[Stored data]
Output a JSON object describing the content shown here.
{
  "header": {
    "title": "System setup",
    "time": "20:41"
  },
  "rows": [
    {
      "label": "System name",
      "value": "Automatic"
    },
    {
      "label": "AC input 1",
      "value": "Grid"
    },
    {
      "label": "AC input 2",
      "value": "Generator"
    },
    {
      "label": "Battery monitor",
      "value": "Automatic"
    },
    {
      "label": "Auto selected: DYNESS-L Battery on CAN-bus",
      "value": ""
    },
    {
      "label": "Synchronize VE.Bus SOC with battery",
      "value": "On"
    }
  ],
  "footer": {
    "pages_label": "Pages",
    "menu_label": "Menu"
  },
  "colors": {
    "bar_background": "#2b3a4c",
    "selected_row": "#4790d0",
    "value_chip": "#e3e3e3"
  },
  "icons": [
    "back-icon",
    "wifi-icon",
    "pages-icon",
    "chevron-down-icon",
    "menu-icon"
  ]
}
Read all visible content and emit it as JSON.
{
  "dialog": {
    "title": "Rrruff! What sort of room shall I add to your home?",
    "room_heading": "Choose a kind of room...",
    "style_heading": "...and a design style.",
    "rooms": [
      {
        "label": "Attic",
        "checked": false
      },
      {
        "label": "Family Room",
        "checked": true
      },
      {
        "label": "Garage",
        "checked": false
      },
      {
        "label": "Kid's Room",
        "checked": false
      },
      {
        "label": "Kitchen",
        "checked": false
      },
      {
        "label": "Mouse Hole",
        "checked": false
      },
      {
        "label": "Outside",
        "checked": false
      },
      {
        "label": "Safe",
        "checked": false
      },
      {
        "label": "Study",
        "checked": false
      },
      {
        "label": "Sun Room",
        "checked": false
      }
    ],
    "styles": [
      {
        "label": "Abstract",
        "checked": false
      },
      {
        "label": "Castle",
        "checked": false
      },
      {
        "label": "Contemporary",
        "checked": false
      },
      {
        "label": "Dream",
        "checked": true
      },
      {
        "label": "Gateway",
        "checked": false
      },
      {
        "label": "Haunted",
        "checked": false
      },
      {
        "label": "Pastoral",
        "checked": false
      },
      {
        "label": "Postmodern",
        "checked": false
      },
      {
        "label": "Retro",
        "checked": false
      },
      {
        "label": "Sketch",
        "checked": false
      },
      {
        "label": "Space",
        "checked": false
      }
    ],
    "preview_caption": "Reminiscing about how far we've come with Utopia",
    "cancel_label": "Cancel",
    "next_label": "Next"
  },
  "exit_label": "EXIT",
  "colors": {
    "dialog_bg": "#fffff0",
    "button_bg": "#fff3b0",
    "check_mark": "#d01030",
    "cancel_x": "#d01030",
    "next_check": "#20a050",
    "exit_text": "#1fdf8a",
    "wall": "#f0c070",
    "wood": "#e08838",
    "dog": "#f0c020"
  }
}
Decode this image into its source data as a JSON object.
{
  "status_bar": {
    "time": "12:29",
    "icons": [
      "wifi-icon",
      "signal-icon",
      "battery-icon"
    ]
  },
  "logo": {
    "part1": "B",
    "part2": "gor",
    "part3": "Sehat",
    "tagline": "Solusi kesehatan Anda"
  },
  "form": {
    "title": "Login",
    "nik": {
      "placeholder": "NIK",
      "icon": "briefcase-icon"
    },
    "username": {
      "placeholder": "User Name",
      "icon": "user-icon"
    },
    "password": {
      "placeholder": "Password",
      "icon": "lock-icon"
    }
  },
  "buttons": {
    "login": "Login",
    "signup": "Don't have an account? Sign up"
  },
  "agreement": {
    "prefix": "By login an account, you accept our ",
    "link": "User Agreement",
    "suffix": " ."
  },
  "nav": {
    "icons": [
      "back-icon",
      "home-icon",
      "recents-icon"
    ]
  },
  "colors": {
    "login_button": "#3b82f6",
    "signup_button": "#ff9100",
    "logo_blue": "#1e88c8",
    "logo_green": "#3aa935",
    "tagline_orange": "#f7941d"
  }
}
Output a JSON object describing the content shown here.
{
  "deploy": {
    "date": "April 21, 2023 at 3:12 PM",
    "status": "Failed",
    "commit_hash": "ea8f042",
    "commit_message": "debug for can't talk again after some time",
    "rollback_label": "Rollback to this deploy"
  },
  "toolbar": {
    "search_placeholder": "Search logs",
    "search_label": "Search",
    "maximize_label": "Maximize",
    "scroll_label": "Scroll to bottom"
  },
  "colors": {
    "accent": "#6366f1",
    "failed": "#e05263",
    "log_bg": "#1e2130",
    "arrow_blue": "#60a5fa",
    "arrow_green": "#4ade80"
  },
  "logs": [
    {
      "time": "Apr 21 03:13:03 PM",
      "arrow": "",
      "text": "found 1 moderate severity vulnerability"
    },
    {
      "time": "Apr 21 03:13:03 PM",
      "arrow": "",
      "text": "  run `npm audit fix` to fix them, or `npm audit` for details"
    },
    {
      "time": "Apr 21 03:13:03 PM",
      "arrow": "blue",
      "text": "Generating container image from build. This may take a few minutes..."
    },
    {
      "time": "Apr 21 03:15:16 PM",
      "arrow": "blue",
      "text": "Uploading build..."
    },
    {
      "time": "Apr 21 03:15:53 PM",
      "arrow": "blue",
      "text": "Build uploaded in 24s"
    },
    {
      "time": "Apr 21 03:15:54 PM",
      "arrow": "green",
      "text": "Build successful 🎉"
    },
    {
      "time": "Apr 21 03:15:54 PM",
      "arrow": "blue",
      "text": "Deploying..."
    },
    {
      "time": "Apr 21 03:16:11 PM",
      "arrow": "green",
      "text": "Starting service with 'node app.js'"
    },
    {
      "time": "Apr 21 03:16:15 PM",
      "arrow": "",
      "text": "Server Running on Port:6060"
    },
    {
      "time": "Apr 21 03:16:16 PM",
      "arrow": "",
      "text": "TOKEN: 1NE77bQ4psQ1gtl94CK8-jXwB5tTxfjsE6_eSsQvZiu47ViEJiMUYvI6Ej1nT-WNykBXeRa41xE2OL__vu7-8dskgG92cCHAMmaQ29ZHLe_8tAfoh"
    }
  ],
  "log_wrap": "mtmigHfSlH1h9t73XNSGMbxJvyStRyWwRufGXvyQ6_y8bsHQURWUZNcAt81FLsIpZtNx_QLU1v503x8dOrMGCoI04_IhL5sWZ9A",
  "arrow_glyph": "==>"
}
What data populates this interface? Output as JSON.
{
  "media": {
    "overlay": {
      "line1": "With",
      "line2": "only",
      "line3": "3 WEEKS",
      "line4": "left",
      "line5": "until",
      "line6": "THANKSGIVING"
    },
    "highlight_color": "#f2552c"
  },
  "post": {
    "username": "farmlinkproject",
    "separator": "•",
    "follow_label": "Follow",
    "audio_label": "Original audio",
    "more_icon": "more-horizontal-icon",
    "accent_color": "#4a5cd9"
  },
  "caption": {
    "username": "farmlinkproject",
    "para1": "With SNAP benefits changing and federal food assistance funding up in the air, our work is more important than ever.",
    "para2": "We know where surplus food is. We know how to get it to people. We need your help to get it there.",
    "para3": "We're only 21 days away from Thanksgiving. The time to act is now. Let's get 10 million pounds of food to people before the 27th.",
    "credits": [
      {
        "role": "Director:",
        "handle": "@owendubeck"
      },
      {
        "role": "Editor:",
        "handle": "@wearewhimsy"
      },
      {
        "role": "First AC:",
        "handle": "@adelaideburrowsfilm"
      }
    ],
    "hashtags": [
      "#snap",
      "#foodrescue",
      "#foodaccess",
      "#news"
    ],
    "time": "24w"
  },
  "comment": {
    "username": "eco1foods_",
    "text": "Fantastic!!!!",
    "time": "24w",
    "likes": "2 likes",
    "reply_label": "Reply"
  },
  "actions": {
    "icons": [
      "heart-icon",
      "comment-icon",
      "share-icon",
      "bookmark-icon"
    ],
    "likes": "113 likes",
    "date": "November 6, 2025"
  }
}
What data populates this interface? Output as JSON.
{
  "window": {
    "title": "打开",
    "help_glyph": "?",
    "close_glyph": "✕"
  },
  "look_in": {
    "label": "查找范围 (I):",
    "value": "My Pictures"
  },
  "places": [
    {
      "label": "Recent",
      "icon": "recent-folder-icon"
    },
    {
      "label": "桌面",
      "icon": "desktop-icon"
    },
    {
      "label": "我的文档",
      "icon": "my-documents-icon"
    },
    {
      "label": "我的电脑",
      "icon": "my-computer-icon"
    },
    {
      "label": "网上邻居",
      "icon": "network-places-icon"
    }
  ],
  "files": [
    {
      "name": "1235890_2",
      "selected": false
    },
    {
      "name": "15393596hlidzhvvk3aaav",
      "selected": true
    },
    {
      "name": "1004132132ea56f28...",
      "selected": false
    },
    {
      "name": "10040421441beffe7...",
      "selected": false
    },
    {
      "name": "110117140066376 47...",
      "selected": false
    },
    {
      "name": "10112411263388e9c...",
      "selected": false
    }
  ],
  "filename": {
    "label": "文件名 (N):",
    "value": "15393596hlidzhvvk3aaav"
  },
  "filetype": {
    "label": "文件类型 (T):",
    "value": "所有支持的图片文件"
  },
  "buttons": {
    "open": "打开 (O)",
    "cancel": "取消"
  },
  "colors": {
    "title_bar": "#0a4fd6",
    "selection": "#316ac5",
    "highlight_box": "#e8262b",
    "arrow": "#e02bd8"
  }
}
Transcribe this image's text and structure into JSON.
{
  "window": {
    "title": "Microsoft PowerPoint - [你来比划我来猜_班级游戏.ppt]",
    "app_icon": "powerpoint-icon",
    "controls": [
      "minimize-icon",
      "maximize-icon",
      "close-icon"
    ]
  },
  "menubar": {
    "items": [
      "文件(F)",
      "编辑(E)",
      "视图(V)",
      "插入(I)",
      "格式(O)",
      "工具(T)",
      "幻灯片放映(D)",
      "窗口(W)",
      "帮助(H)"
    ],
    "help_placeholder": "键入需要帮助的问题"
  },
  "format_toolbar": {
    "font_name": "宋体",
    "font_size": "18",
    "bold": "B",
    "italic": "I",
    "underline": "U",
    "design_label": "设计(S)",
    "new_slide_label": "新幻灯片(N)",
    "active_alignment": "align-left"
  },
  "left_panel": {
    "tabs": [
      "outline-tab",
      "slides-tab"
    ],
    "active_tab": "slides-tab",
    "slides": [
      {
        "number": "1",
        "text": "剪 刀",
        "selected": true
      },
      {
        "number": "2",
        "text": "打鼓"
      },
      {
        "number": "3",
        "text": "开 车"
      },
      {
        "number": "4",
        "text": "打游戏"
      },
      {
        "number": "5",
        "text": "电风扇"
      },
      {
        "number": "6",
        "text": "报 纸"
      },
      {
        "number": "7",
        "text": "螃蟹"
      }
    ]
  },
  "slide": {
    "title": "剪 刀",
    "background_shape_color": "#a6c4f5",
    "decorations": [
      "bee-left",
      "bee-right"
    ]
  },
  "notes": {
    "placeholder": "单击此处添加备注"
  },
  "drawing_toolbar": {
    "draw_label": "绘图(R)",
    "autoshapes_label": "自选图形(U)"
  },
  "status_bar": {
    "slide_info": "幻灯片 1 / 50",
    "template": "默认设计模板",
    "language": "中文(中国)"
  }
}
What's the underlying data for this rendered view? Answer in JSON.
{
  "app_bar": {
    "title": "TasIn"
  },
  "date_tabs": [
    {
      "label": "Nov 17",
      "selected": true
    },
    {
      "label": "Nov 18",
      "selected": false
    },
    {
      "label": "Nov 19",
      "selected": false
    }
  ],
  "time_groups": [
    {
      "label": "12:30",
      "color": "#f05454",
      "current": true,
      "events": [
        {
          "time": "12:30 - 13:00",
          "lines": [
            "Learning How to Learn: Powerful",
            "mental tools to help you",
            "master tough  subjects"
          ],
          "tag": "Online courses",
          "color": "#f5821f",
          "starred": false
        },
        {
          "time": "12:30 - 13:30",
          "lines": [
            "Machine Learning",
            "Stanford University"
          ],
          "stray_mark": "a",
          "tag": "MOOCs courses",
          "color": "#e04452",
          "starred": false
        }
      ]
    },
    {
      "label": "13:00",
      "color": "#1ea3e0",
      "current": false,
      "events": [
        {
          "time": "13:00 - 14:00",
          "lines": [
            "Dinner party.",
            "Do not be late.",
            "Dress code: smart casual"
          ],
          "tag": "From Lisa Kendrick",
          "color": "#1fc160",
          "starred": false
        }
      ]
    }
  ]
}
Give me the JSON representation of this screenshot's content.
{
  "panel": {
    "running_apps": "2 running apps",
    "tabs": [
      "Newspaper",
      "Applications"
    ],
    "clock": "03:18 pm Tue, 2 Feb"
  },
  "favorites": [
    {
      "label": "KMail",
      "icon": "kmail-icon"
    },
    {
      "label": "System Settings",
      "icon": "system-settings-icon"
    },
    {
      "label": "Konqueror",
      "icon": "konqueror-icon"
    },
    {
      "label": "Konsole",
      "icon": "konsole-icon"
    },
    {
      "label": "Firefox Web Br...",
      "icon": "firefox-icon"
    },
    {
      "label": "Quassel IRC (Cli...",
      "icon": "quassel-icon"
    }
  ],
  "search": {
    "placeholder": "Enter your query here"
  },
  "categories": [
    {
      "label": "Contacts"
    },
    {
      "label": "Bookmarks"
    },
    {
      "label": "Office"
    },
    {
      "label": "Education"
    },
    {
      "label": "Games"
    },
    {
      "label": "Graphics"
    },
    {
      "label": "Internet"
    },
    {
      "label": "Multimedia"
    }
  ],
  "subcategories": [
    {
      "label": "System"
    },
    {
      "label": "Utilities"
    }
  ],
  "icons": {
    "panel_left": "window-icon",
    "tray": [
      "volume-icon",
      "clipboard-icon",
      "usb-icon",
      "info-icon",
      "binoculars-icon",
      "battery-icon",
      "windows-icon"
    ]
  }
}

**Directions:** Using the records above, find and show each line with the string "image".

**Solution for this exercise:**
Decode this image into its source data as a JSON object.
      "text": "Generating container image from build. This may take a few minutes..."
Transcribe this image's text and structure into JSON.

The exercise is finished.